— start of GIVEN ENTRIES —
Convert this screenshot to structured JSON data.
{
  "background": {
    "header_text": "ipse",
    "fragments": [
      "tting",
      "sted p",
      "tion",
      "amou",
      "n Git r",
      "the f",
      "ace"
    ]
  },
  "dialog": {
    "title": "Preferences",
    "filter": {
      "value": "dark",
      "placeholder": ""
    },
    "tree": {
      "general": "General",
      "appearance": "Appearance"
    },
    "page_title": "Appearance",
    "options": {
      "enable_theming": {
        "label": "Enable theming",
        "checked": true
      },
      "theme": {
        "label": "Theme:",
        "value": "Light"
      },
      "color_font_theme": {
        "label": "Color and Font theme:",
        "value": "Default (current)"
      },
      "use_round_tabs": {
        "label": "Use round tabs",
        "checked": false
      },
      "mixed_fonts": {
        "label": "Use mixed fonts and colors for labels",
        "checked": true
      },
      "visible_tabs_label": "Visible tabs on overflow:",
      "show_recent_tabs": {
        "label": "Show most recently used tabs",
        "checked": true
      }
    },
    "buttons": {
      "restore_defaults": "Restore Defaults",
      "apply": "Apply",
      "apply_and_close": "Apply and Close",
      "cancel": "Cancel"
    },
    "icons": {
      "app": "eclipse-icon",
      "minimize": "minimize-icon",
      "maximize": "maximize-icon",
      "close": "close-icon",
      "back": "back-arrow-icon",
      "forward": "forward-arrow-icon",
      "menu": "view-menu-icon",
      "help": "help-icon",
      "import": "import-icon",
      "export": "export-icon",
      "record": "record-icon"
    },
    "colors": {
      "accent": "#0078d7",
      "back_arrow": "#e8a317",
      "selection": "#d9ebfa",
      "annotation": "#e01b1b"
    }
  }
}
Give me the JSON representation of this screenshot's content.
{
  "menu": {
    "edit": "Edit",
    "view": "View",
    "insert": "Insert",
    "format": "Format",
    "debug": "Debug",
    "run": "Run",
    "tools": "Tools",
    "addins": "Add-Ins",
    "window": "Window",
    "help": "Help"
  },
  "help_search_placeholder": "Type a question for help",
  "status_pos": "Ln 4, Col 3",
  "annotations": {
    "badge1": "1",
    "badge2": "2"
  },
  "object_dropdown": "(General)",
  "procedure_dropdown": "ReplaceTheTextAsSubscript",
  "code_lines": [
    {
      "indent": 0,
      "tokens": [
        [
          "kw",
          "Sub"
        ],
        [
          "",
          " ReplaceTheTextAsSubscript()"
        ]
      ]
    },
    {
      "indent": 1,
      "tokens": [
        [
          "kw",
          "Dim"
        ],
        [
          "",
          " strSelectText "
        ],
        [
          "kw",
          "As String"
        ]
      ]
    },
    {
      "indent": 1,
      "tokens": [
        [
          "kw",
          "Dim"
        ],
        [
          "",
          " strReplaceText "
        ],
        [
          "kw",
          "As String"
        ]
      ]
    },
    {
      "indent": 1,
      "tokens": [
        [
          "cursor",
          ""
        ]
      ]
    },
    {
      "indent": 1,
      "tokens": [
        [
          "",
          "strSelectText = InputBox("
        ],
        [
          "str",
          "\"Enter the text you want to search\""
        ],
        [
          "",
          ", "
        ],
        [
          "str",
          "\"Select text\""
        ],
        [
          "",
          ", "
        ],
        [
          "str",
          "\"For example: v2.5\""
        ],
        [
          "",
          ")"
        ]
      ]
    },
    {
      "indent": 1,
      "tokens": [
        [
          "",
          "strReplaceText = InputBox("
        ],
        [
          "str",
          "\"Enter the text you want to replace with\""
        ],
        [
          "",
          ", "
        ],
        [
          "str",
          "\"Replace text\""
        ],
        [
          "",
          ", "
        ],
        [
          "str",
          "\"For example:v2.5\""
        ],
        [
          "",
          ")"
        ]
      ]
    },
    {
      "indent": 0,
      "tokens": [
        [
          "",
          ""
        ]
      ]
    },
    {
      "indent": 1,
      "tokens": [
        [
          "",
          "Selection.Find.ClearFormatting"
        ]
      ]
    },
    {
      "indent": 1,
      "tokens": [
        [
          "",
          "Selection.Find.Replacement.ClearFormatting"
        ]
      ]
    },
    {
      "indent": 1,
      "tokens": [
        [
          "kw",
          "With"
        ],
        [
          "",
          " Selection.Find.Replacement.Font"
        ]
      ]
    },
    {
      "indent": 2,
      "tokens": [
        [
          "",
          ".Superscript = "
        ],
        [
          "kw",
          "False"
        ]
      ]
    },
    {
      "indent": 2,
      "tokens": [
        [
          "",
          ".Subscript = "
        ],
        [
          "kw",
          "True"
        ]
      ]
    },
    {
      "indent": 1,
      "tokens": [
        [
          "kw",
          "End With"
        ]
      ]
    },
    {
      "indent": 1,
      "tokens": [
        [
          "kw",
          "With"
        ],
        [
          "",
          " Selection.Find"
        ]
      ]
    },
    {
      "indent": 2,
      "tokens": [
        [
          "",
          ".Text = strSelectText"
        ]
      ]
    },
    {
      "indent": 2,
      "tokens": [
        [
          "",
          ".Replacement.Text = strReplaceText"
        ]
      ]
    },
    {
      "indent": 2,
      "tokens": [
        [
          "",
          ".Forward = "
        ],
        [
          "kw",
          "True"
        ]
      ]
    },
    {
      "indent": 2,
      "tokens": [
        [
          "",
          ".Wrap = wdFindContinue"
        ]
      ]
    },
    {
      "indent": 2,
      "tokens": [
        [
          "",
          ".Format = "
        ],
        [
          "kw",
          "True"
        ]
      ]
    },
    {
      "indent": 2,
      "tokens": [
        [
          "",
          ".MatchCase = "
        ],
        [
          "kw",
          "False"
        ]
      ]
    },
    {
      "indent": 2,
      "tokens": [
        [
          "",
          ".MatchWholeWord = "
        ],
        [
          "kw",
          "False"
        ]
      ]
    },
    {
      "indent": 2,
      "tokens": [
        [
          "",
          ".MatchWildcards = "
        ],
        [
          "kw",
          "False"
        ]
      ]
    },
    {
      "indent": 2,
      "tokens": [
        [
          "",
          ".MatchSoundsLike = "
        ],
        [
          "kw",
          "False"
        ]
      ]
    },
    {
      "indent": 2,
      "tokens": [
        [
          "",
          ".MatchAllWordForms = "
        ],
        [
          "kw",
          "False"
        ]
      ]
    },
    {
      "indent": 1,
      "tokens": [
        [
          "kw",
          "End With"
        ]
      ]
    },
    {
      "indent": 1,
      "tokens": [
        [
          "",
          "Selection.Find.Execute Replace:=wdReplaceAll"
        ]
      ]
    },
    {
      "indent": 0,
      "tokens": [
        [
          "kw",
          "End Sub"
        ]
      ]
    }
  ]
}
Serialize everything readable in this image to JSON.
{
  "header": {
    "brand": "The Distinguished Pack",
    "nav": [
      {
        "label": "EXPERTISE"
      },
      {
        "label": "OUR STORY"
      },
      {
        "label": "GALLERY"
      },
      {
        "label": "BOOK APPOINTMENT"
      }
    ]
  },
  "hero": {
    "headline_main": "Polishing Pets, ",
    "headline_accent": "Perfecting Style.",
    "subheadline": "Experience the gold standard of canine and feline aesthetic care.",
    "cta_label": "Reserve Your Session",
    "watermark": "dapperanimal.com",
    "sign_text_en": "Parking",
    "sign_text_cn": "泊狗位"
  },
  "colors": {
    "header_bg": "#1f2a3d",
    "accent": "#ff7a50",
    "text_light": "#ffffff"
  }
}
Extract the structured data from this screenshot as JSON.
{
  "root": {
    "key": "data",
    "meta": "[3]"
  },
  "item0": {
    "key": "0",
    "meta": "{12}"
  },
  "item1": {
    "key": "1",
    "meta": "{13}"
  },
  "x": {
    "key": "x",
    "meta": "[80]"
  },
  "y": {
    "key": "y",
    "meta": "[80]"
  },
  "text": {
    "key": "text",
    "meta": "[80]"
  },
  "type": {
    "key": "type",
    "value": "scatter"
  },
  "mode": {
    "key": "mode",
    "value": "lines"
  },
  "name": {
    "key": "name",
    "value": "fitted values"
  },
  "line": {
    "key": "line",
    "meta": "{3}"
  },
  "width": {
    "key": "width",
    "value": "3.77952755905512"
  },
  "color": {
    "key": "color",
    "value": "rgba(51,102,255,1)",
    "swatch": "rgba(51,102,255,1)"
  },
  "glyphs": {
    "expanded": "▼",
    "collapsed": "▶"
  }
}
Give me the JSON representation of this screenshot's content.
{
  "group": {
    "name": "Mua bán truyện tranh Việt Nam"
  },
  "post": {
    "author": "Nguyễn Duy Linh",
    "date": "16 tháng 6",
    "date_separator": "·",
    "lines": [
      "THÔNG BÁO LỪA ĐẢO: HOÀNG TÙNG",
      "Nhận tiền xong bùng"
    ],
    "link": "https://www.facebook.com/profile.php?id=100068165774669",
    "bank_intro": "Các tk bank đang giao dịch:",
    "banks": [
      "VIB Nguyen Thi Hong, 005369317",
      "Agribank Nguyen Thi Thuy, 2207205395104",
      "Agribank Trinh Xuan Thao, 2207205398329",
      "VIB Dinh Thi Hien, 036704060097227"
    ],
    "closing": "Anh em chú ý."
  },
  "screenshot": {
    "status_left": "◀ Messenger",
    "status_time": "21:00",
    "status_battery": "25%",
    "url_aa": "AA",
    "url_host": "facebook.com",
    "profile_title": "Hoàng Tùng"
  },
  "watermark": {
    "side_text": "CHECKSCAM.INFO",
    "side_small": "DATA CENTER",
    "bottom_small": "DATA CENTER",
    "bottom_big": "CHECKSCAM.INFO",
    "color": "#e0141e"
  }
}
— end of GIVEN ENTRIES —
**TO DO**
Where a line holds "watermark", copy it out.

**EXERCISE RESULT**
    "watermark": "dapperanimal.com",
  "watermark": {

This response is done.